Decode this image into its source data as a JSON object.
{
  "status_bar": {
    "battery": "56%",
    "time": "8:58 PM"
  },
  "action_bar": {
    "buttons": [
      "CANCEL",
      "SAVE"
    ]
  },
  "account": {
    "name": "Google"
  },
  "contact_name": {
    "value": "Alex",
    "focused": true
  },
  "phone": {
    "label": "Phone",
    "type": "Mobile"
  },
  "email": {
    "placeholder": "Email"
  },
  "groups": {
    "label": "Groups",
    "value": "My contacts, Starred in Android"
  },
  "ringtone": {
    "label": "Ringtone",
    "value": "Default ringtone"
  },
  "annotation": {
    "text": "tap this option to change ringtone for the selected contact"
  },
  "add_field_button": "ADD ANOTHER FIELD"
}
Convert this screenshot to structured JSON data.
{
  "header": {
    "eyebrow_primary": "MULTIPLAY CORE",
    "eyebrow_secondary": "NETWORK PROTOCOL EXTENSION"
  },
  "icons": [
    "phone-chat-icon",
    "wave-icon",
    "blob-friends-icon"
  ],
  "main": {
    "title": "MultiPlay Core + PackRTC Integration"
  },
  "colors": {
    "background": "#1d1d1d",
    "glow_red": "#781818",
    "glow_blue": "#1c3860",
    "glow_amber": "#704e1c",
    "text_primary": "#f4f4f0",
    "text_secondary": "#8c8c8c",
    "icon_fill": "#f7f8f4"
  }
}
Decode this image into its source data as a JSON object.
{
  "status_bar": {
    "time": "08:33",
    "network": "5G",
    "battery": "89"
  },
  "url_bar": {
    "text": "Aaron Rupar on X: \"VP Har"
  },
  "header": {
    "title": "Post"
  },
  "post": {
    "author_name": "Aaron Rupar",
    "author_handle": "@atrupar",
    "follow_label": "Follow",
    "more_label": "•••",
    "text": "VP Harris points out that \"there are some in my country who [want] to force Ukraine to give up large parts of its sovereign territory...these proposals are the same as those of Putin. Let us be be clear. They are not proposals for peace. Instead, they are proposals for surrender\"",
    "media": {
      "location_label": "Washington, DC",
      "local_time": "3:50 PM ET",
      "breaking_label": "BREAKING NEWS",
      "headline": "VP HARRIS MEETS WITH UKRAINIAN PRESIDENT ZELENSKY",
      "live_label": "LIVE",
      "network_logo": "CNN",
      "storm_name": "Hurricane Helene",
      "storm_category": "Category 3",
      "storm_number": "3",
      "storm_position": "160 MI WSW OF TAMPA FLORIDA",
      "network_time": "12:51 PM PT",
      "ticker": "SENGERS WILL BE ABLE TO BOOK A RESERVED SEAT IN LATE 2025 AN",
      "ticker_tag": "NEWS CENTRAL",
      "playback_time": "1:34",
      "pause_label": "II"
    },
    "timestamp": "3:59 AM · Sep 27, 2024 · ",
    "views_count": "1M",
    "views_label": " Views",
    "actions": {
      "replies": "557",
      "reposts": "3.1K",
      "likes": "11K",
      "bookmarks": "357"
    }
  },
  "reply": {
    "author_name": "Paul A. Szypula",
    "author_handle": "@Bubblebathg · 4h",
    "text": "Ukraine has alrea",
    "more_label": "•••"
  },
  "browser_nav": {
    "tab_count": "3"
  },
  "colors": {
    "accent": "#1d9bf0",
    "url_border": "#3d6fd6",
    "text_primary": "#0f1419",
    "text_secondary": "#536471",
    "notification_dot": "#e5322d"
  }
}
● ● ●
# Work to complete
Please reproduce each line exactly as written.

# Final result
Decode this image into its source data as a JSON object.
{
  "status_bar": {
    "battery": "56%",
    "time": "8:58 PM"
  },
  "action_bar": {
    "buttons": [
      "CANCEL",
      "SAVE"
    ]
  },
  "account": {
    "name": "Google"
  },
  "contact_name": {
    "value": "Alex",
    "focused": true
  },
  "phone": {
    "label": "Phone",
    "type": "Mobile"
  },
  "email": {
    "placeholder": "Email"
  },
  "groups": {
    "label": "Groups",
    "value": "My contacts, Starred in Android"
  },
  "ringtone": {
    "label": "Ringtone",
    "value": "Default ringtone"
  },
  "annotation": {
    "text": "tap this option to change ringtone for the selected contact"
  },
  "add_field_button": "ADD ANOTHER FIELD"
}
Convert this screenshot to structured JSON data.
{
  "header": {
    "eyebrow_primary": "MULTIPLAY CORE",
    "eyebrow_secondary": "NETWORK PROTOCOL EXTENSION"
  },
  "icons": [
    "phone-chat-icon",
    "wave-icon",
    "blob-friends-icon"
  ],
  "main": {
    "title": "MultiPlay Core + PackRTC Integration"
  },
  "colors": {
    "background": "#1d1d1d",
    "glow_red": "#781818",
    "glow_blue": "#1c3860",
    "glow_amber": "#704e1c",
    "text_primary": "#f4f4f0",
    "text_secondary": "#8c8c8c",
    "icon_fill": "#f7f8f4"
  }
}
Decode this image into its source data as a JSON object.
{
  "status_bar": {
    "time": "08:33",
    "network": "5G",
    "battery": "89"
  },
  "url_bar": {
    "text": "Aaron Rupar on X: \"VP Har"
  },
  "header": {
    "title": "Post"
  },
  "post": {
    "author_name": "Aaron Rupar",
    "author_handle": "@atrupar",
    "follow_label": "Follow",
    "more_label": "•••",
    "text": "VP Harris points out that \"there are some in my country who [want] to force Ukraine to give up large parts of its sovereign territory...these proposals are the same as those of Putin. Let us be be clear. They are not proposals for peace. Instead, they are proposals for surrender\"",
    "media": {
      "location_label": "Washington, DC",
      "local_time": "3:50 PM ET",
      "breaking_label": "BREAKING NEWS",
      "headline": "VP HARRIS MEETS WITH UKRAINIAN PRESIDENT ZELENSKY",
      "live_label": "LIVE",
      "network_logo": "CNN",
      "storm_name": "Hurricane Helene",
      "storm_category": "Category 3",
      "storm_number": "3",
      "storm_position": "160 MI WSW OF TAMPA FLORIDA",
      "network_time": "12:51 PM PT",
      "ticker": "SENGERS WILL BE ABLE TO BOOK A RESERVED SEAT IN LATE 2025 AN",
      "ticker_tag": "NEWS CENTRAL",
      "playback_time": "1:34",
      "pause_label": "II"
    },
    "timestamp": "3:59 AM · Sep 27, 2024 · ",
    "views_count": "1M",
    "views_label": " Views",
    "actions": {
      "replies": "557",
      "reposts": "3.1K",
      "likes": "11K",
      "bookmarks": "357"
    }
  },
  "reply": {
    "author_name": "Paul A. Szypula",
    "author_handle": "@Bubblebathg · 4h",
    "text": "Ukraine has alrea",
    "more_label": "•••"
  },
  "browser_nav": {
    "tab_count": "3"
  },
  "colors": {
    "accent": "#1d9bf0",
    "url_border": "#3d6fd6",
    "text_primary": "#0f1419",
    "text_secondary": "#536471",
    "notification_dot": "#e5322d"
  }
}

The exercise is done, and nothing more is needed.